━━ RECORD EXCERPTS ━━

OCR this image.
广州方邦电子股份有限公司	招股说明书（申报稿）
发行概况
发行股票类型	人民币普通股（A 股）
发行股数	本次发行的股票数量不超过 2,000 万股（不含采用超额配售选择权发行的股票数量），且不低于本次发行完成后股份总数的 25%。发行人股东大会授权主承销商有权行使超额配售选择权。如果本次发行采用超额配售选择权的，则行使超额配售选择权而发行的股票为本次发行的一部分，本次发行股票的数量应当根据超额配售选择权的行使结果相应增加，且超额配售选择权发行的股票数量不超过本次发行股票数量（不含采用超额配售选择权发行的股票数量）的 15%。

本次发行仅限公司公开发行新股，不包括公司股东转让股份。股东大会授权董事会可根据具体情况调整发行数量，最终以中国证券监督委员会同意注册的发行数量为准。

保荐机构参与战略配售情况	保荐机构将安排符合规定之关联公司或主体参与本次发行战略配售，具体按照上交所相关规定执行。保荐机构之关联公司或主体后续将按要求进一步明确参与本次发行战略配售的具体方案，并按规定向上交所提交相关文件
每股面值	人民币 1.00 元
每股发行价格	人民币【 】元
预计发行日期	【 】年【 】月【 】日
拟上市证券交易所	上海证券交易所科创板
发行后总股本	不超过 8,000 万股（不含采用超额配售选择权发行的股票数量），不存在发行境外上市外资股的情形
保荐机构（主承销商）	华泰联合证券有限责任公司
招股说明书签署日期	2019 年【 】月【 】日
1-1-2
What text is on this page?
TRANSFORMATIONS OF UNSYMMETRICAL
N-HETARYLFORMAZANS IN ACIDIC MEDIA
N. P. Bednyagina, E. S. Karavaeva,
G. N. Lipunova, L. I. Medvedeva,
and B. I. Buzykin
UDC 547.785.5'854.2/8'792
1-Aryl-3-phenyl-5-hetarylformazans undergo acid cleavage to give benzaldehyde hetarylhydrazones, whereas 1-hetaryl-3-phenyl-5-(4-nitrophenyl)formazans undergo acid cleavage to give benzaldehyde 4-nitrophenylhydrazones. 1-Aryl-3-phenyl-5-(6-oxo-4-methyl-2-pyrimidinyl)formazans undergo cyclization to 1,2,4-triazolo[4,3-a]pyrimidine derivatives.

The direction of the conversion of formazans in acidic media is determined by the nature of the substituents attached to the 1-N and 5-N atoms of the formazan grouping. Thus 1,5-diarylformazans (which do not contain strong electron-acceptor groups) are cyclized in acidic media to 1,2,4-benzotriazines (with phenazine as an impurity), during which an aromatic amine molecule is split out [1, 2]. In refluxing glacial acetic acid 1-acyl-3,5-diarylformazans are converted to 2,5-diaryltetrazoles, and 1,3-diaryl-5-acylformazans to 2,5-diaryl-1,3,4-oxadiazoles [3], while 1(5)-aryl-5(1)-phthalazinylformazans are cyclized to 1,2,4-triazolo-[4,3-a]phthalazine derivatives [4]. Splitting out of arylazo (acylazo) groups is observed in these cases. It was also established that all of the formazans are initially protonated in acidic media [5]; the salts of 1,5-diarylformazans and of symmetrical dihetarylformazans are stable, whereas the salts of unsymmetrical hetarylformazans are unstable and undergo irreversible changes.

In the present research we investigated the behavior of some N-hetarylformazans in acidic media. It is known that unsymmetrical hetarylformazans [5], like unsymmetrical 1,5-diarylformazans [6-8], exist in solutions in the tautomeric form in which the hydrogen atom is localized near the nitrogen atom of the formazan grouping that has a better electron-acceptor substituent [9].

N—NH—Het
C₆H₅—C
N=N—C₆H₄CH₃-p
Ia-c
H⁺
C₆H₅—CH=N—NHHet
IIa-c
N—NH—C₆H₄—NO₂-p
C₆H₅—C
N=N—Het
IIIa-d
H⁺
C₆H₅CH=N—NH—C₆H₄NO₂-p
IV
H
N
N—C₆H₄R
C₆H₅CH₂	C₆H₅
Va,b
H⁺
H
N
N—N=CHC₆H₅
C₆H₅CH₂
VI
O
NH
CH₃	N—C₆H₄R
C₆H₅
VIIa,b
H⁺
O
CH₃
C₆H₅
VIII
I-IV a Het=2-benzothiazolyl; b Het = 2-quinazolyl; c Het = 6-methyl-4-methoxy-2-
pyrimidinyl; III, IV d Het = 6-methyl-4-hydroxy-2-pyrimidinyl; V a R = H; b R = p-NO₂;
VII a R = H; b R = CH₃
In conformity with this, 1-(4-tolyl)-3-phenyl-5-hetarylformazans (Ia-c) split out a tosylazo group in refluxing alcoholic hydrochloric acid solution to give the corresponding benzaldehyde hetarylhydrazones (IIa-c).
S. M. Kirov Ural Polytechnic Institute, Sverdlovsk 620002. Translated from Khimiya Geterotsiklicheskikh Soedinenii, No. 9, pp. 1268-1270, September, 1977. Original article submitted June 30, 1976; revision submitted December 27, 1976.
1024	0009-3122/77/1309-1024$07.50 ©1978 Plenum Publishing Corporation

━━━

■ **WHAT IS REQUIRED**: Show every line of the records above that contains the word "phenyl".

■ **COMPLETE RESPONSE**:
1-Aryl-3-phenyl-5-hetarylformazans undergo acid cleavage to give benzaldehyde hetarylhydrazones, whereas 1-hetaryl-3-phenyl-5-(4-nitrophenyl)formazans undergo acid cleavage to give benzaldehyde 4-nitrophenylhydrazones. 1-Aryl-3-phenyl-5-(6-oxo-4-methyl-2-pyrimidinyl)formazans undergo cyclization to 1,2,4-triazolo[4,3-a]pyrimidine derivatives.
In conformity with this, 1-(4-tolyl)-3-phenyl-5-hetarylformazans (Ia-c) split out a tosylazo group in refluxing alcoholic hydrochloric acid solution to give the corresponding benzaldehyde hetarylhydrazones (IIa-c).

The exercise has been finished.